## TEXTAUSZUG
☆ ☆ ☆ ☆ ☆

Wir haben es also zunächst mit einem physikalischen Experiment zu tun: Es gibt da etwas, das sich durch die Luft fortbewegt und Körper zum Schwingen bringt, das ist nicht sichtbar, aber hörbar, und es gibt auch etwas, das nicht einmal hörbar ist, aber meßbar. Das Experiment von Yoshida und Frank will auf spielerische Art diese Erscheinungen sinnlich erfahrbar machen.
Jede und jeder hat heute mehrmals täglich ganz selbstverständlichen Umgang mit elektrischem Strom, UV-Strahlen, Radio- oder Mikrowellen. Dennoch verspürt man hier eine gewisse Verunsicherung: Was verursacht diese unhörbaren Kräfte und was verursachen sie, außer die Membranen auf und ab zu bewegen? Man glaubt ein Kitzeln am Zwerchfell oder etwas Druck auf den Schläfen zu verspüren und assoziiert Elektrosmog und Erdstrahlen.
Die Beschränktheit unserer Wahrnehmung schüchtert uns ein - Der Installation haftet eine Aura des Spiritistischen an - Werden hier Signale aufgefangen? und wer spricht durch diese Lautsprecher?
Die Boxen sprechen selber. Sie erlangen eine Eigenständigkeit und führen Monologe oder Dialoge in Sinuswellen, die wir nicht verstehen. talking. sine –
Begrüßt werden wir oder unbeteiligte Passanten schon durch das Schaufenster: Zwei nebeneinander an der Fensterscheibe installierte Boxen sind luftdicht mit einer Latexhaut überspannt und auf den Bürgersteig gerichtet. Sie drücken die Haut abwechselnd gegen die Scheibe und hinterlassen dabei fettige Spuren.

☆ ☆ ☆ ☆ ☆

## EINGABEZEILEN

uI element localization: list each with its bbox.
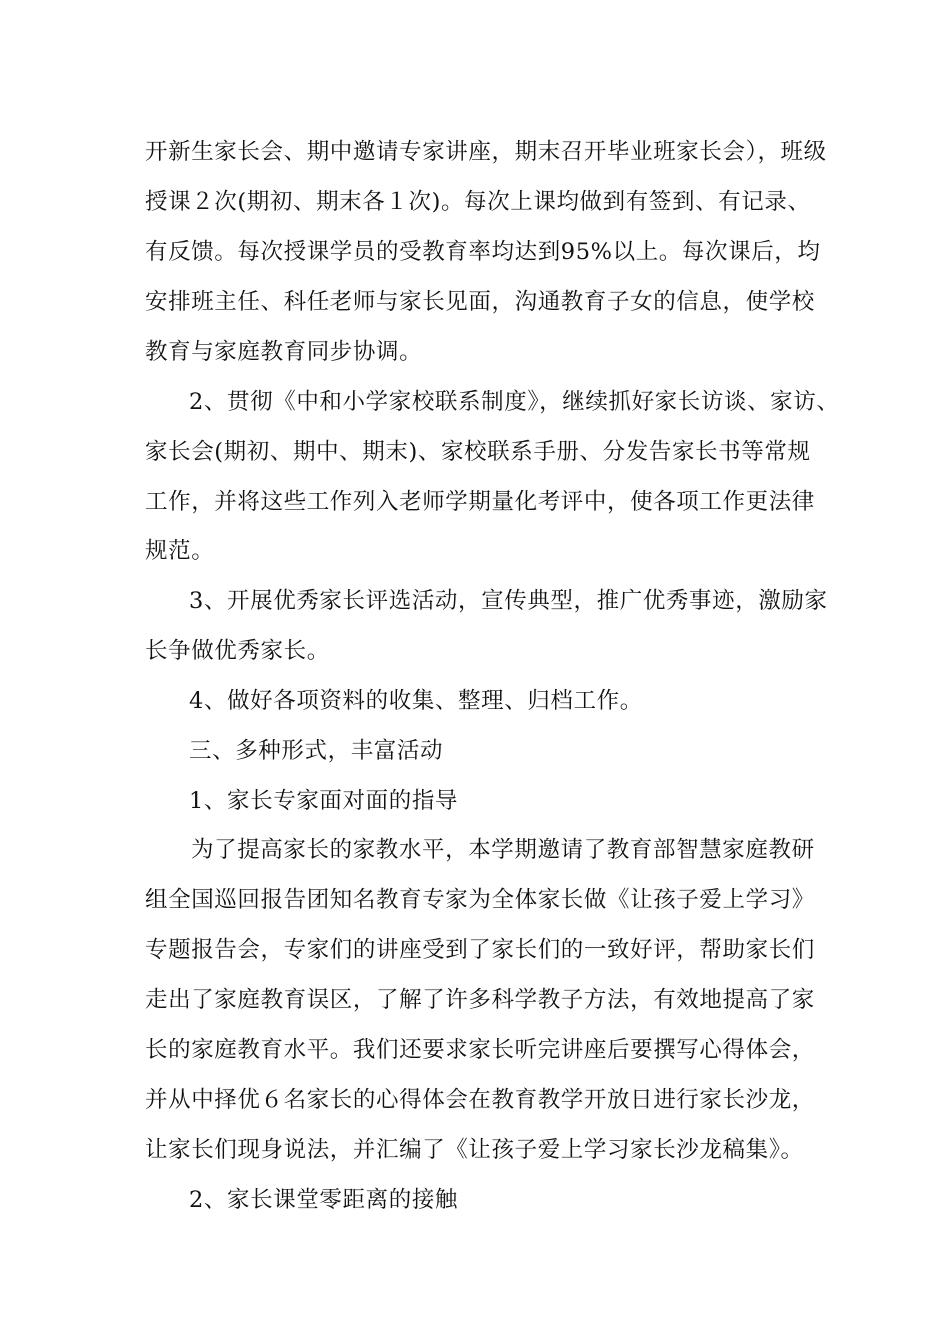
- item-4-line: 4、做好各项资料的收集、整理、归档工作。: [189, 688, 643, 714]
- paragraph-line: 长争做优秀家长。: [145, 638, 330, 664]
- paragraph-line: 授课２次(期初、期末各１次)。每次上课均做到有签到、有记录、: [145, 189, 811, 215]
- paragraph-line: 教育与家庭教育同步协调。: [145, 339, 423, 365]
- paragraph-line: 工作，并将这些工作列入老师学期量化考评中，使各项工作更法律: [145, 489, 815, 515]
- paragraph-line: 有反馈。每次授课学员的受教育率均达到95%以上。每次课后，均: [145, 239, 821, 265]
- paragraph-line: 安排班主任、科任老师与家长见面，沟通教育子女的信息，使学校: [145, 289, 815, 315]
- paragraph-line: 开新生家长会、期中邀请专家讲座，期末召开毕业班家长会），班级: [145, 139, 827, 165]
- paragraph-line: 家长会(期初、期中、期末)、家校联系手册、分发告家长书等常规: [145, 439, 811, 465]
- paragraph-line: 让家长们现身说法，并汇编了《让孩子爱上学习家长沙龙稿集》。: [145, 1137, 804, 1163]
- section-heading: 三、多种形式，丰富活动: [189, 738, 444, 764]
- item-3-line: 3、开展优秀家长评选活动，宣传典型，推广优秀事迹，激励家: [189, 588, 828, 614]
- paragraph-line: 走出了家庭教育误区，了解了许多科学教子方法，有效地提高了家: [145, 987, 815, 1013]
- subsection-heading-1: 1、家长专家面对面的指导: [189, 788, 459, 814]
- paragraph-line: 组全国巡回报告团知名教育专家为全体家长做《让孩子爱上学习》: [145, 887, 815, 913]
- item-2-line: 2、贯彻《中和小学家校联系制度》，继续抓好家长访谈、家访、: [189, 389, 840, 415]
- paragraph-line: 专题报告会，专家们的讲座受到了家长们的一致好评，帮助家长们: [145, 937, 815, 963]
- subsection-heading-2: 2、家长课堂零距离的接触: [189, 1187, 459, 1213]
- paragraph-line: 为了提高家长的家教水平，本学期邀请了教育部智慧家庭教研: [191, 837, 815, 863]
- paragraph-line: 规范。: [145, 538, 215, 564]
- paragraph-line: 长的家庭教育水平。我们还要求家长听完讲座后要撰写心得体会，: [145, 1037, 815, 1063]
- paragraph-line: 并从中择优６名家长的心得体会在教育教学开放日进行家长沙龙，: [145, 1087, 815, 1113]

☆ ☆ ☆ ☆ ☆

## AUFGABEN
1. Wie entstehen laut dem Textauszug die fettigen Spuren an der Schaufensterscheibe? Antworte in ein bis drei Sätzen.
2. Zeige jede Zeile der Auflistung, in der die Zeichenfolge „item“ vorkommt, wobei Groß- und Kleinschreibung zählt.

## LÖSUNGEN
1. Zwei Boxen stehen nebeneinander an der Fensterscheibe. Sie sind luftdicht mit einer Latexhaut überspannt und drücken diese Haut abwechselnd gegen die Scheibe. Dabei hinterlassen sie die fettigen Spuren.

2.
- item-4-line: 4、做好各项资料的收集、整理、归档工作。: [189, 688, 643, 714]
- item-3-line: 3、开展优秀家长评选活动，宣传典型，推广优秀事迹，激励家: [189, 588, 828, 614]
- item-2-line: 2、贯彻《中和小学家校联系制度》，继续抓好家长访谈、家访、: [189, 389, 840, 415]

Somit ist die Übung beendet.